§ **Exercise goal**
Copy the lines below as they are; omit the images they contain.

--- begin Data for this task ---

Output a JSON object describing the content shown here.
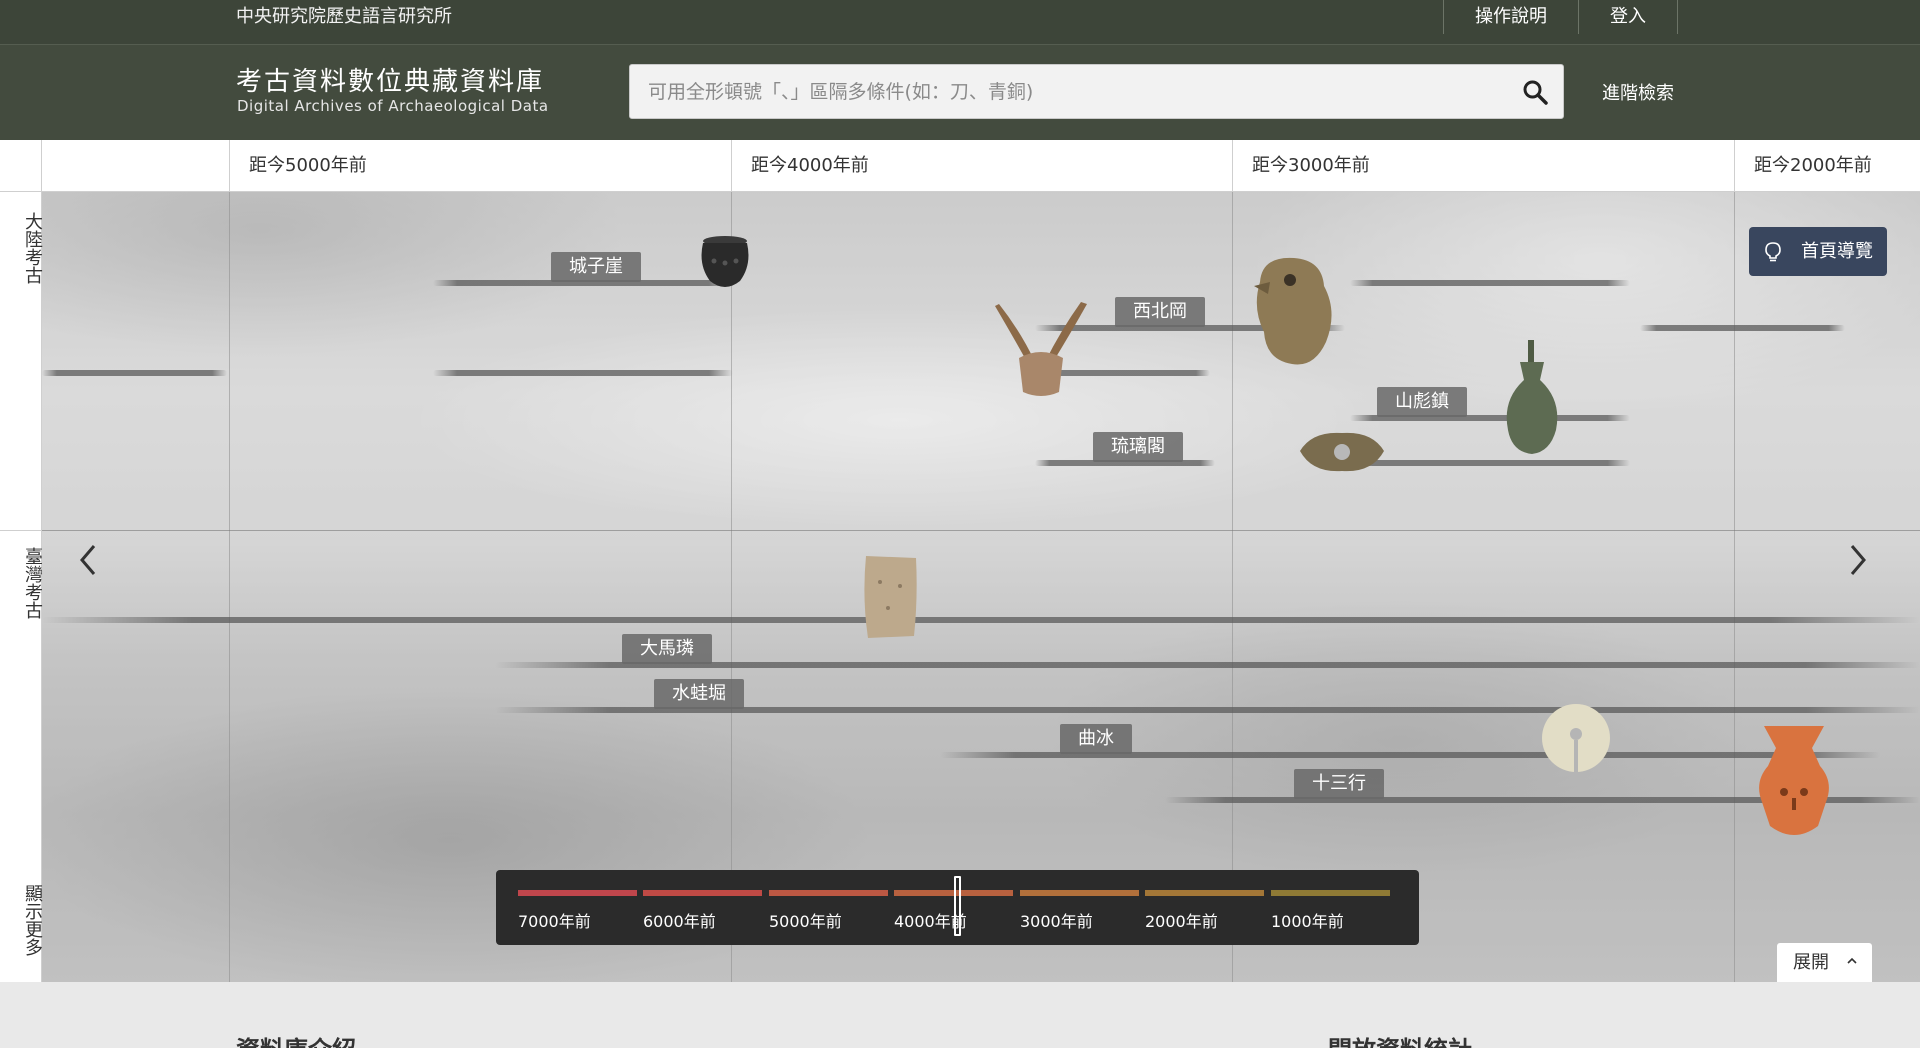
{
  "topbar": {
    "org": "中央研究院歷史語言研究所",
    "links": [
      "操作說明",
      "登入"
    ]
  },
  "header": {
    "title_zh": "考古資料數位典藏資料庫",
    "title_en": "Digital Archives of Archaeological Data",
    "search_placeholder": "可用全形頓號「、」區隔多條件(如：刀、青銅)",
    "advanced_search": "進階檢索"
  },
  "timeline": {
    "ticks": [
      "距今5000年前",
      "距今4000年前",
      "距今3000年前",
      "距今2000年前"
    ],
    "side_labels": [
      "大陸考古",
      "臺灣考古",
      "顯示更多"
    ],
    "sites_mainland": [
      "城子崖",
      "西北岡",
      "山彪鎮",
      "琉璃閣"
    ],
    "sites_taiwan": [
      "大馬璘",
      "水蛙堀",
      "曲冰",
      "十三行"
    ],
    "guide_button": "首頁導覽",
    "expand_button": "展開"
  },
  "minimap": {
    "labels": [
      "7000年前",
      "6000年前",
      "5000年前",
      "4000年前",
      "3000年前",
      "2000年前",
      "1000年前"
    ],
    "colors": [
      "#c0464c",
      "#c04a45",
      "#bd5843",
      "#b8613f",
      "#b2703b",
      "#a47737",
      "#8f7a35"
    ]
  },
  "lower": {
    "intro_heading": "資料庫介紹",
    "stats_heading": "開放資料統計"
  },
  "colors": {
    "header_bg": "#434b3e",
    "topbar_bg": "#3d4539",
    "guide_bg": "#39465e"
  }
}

--- end Data for this task ---

§ **Exercise output**
Output a JSON object describing the content shown here.
{
  "topbar": {
    "org": "中央研究院歷史語言研究所",
    "links": [
      "操作說明",
      "登入"
    ]
  },
  "header": {
    "title_zh": "考古資料數位典藏資料庫",
    "title_en": "Digital Archives of Archaeological Data",
    "search_placeholder": "可用全形頓號「、」區隔多條件(如：刀、青銅)",
    "advanced_search": "進階檢索"
  },
  "timeline": {
    "ticks": [
      "距今5000年前",
      "距今4000年前",
      "距今3000年前",
      "距今2000年前"
    ],
    "side_labels": [
      "大陸考古",
      "臺灣考古",
      "顯示更多"
    ],
    "sites_mainland": [
      "城子崖",
      "西北岡",
      "山彪鎮",
      "琉璃閣"
    ],
    "sites_taiwan": [
      "大馬璘",
      "水蛙堀",
      "曲冰",
      "十三行"
    ],
    "guide_button": "首頁導覽",
    "expand_button": "展開"
  },
  "minimap": {
    "labels": [
      "7000年前",
      "6000年前",
      "5000年前",
      "4000年前",
      "3000年前",
      "2000年前",
      "1000年前"
    ],
    "colors": [
      "#c0464c",
      "#c04a45",
      "#bd5843",
      "#b8613f",
      "#b2703b",
      "#a47737",
      "#8f7a35"
    ]
  },
  "lower": {
    "intro_heading": "資料庫介紹",
    "stats_heading": "開放資料統計"
  },
  "colors": {
    "header_bg": "#434b3e",
    "topbar_bg": "#3d4539",
    "guide_bg": "#39465e"
  }
}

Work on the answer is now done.